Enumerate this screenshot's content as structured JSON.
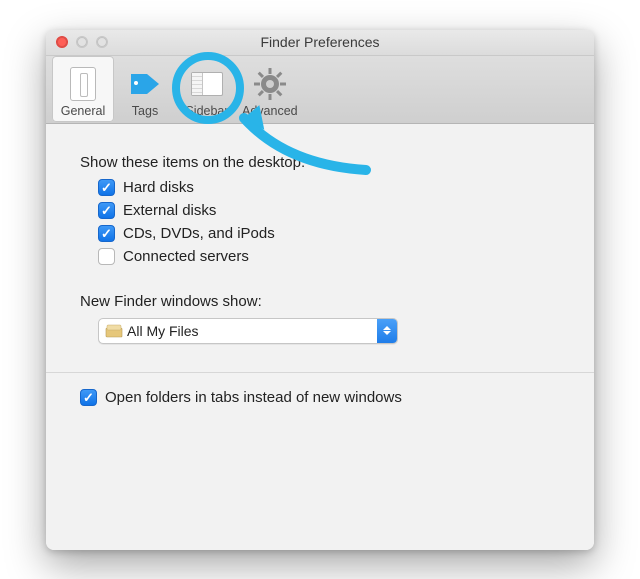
{
  "window": {
    "title": "Finder Preferences"
  },
  "toolbar": {
    "items": [
      {
        "label": "General",
        "icon": "general-icon",
        "selected": true
      },
      {
        "label": "Tags",
        "icon": "tag-icon",
        "selected": false
      },
      {
        "label": "Sidebar",
        "icon": "sidebar-icon",
        "selected": false
      },
      {
        "label": "Advanced",
        "icon": "gear-icon",
        "selected": false
      }
    ]
  },
  "general": {
    "desktop_items_label": "Show these items on the desktop:",
    "items": [
      {
        "label": "Hard disks",
        "checked": true
      },
      {
        "label": "External disks",
        "checked": true
      },
      {
        "label": "CDs, DVDs, and iPods",
        "checked": true
      },
      {
        "label": "Connected servers",
        "checked": false
      }
    ],
    "new_windows_label": "New Finder windows show:",
    "new_windows_value": "All My Files",
    "open_in_tabs": {
      "label": "Open folders in tabs instead of new windows",
      "checked": true
    }
  },
  "annotation": {
    "highlight_color": "#29b4e8",
    "highlighted_tab": "Sidebar"
  }
}
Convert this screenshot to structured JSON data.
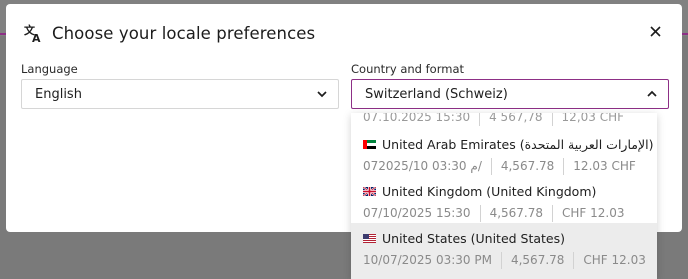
{
  "modal": {
    "title": "Choose your locale preferences",
    "title_icon": "translate-icon",
    "close_icon": "close-icon"
  },
  "language": {
    "label": "Language",
    "value": "English"
  },
  "country": {
    "label": "Country and format",
    "value": "Switzerland (Schweiz)"
  },
  "dropdown": {
    "partial_row": [
      "07.10.2025 15:30",
      "4 567,78",
      "12,03 CHF"
    ],
    "options": [
      {
        "name": "United Arab Emirates (الإمارات العربية المتحدة)",
        "flag": "uae-flag",
        "date": "07م 03:30 2025/10/",
        "number": "4,567.78",
        "currency": "12.03 CHF",
        "highlighted": false
      },
      {
        "name": "United Kingdom (United Kingdom)",
        "flag": "uk-flag",
        "date": "07/10/2025 15:30",
        "number": "4,567.78",
        "currency": "CHF 12.03",
        "highlighted": false
      },
      {
        "name": "United States (United States)",
        "flag": "us-flag",
        "date": "10/07/2025 03:30 PM",
        "number": "4,567.78",
        "currency": "CHF 12.03",
        "highlighted": true
      }
    ]
  },
  "colors": {
    "accent": "#8d2f86",
    "highlight": "#ececec",
    "muted_text": "#8a8a8a"
  }
}
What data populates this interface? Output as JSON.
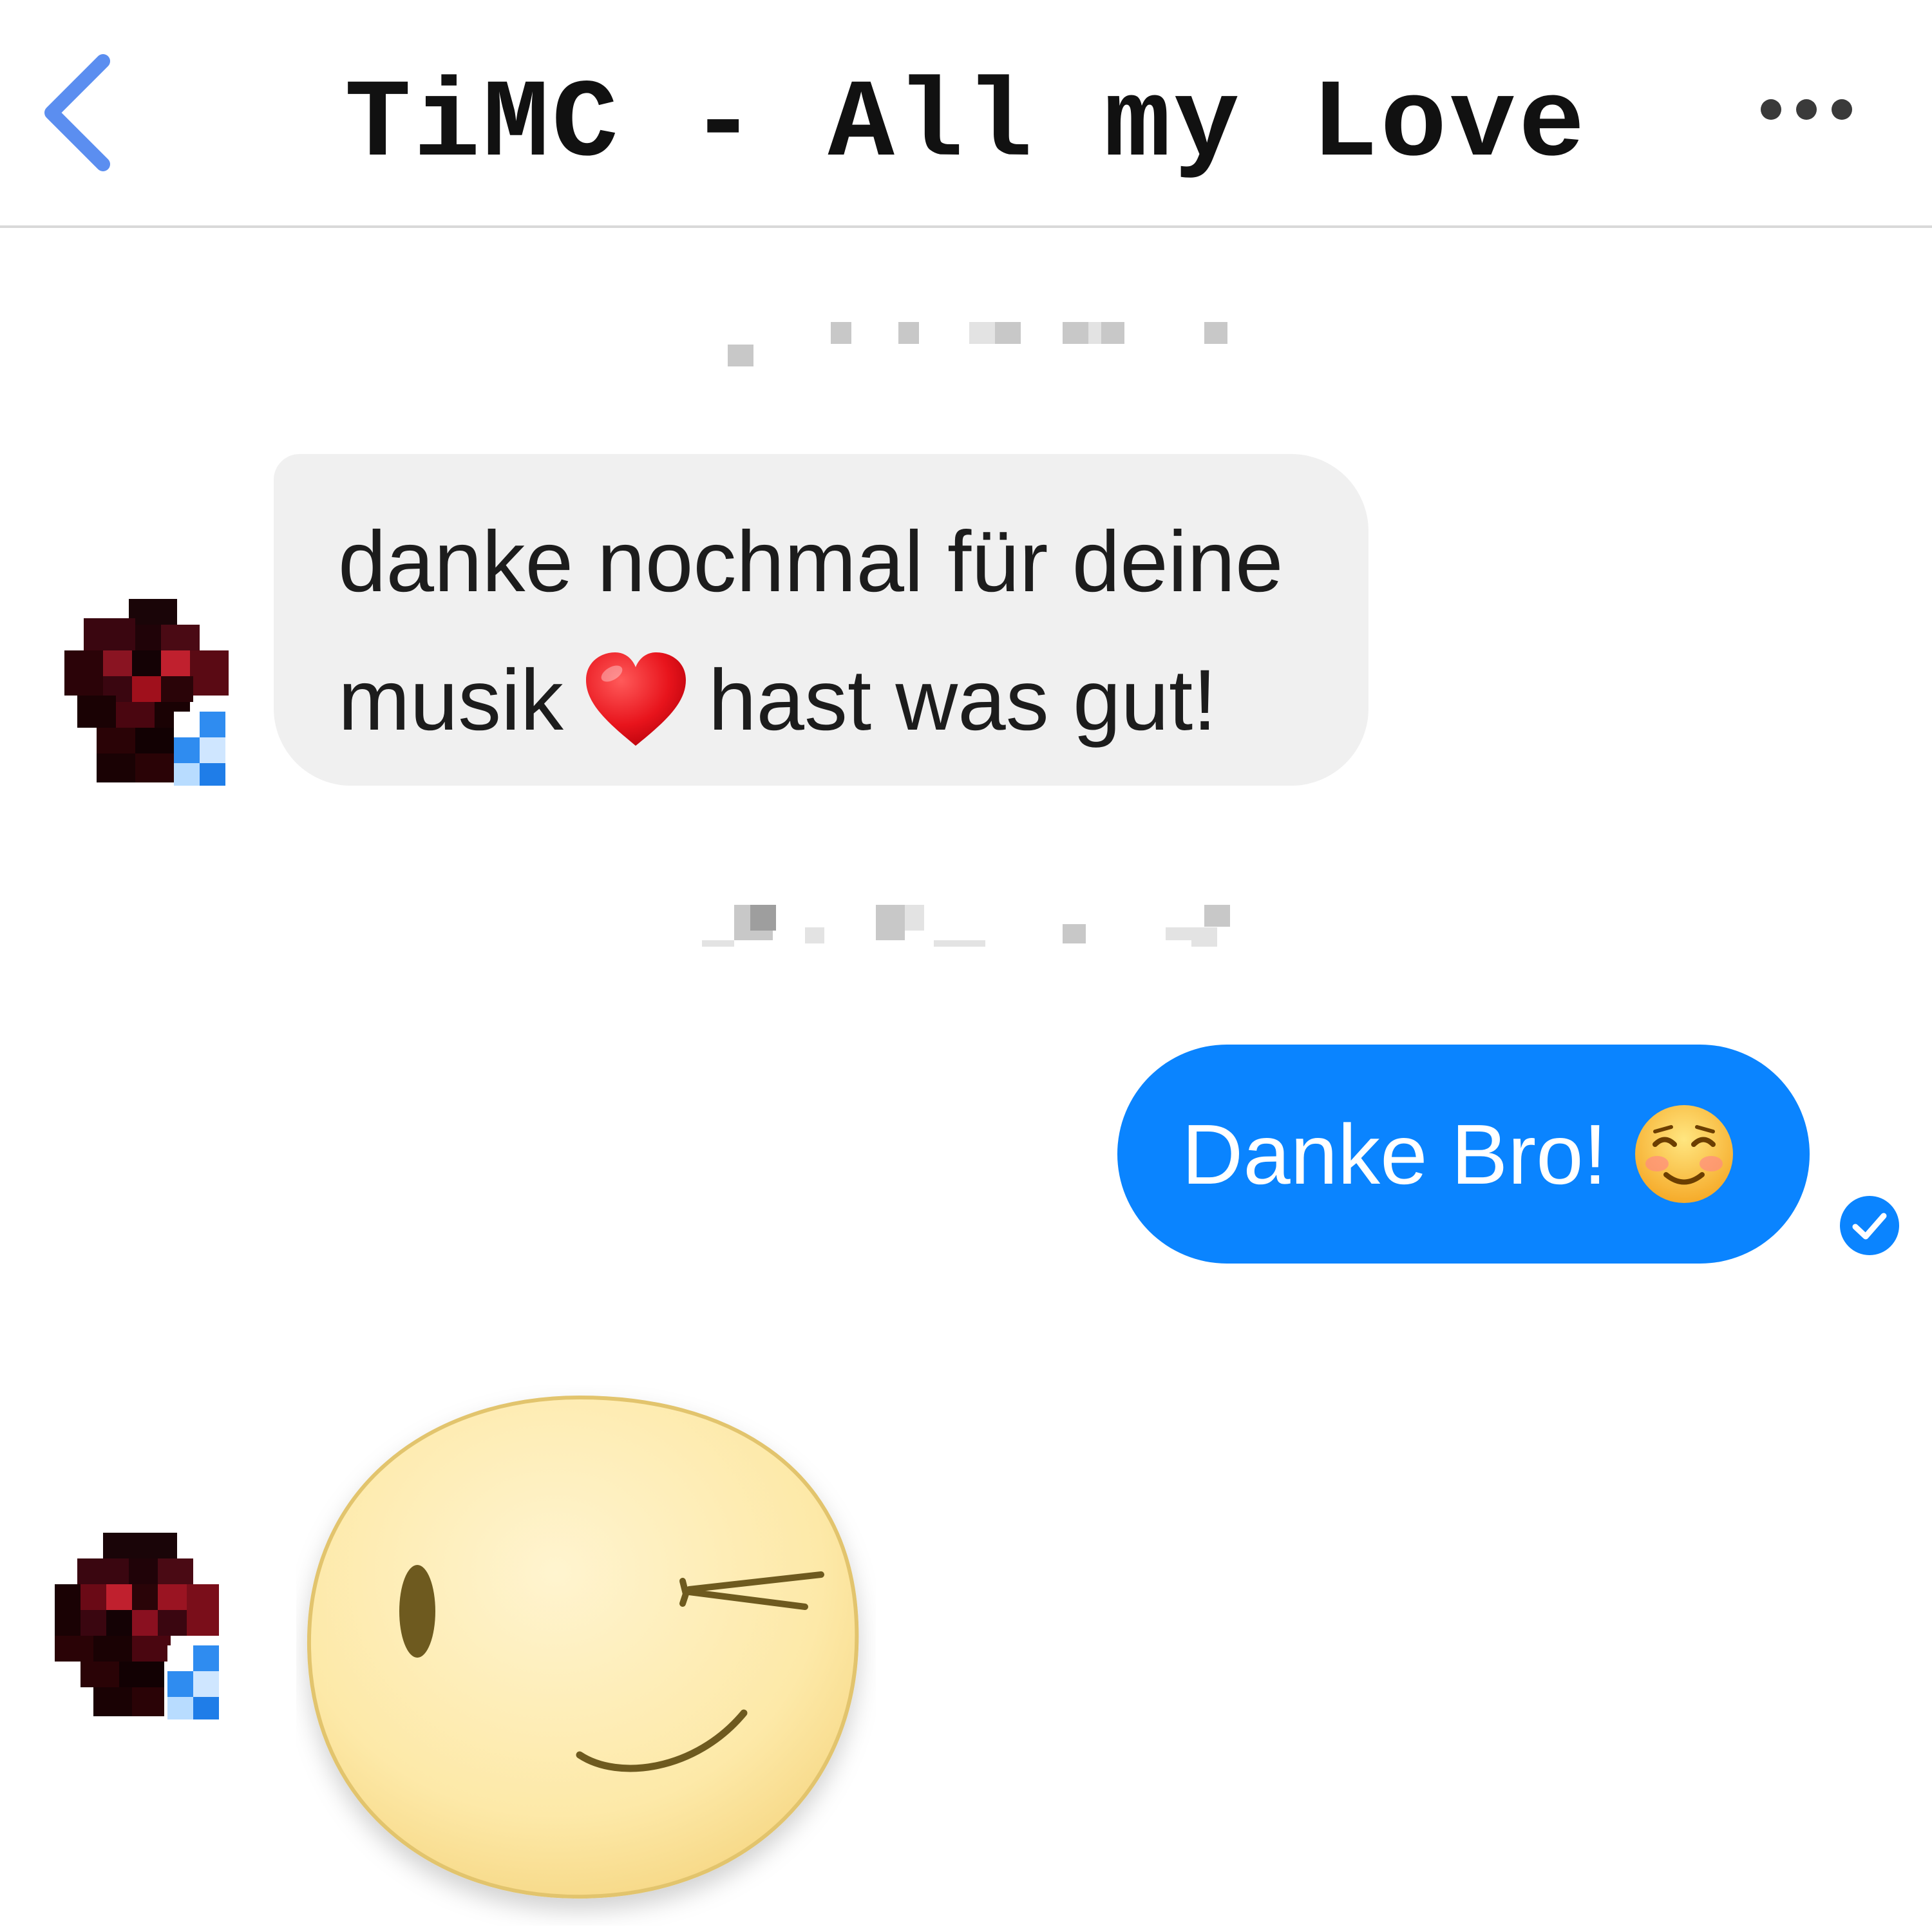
{
  "header": {
    "title": "TiMC - All my Love",
    "back_icon": "chevron-left-icon",
    "more_icon": "more-horizontal-icon"
  },
  "messages": [
    {
      "direction": "incoming",
      "line1": "danke nochmal für deine",
      "line2_before": "musik",
      "line2_emoji": "red-heart-emoji",
      "line2_after": "hast was gut!"
    },
    {
      "direction": "outgoing",
      "text": "Danke Bro!",
      "emoji": "smiling-face-emoji",
      "status_icon": "read-check-icon"
    },
    {
      "direction": "incoming",
      "sticker": "wink-face-sticker"
    }
  ],
  "colors": {
    "accent": "#0a84ff",
    "back_chevron": "#5b8ef0",
    "incoming_bubble": "#f0f0f0",
    "outgoing_bubble": "#0a84ff"
  }
}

##########

## WHAT TO DO
Work through the records line by line and tally those holding "screenshot". Reply with the number alone.

## SOLUTION FOR THIS TASK
2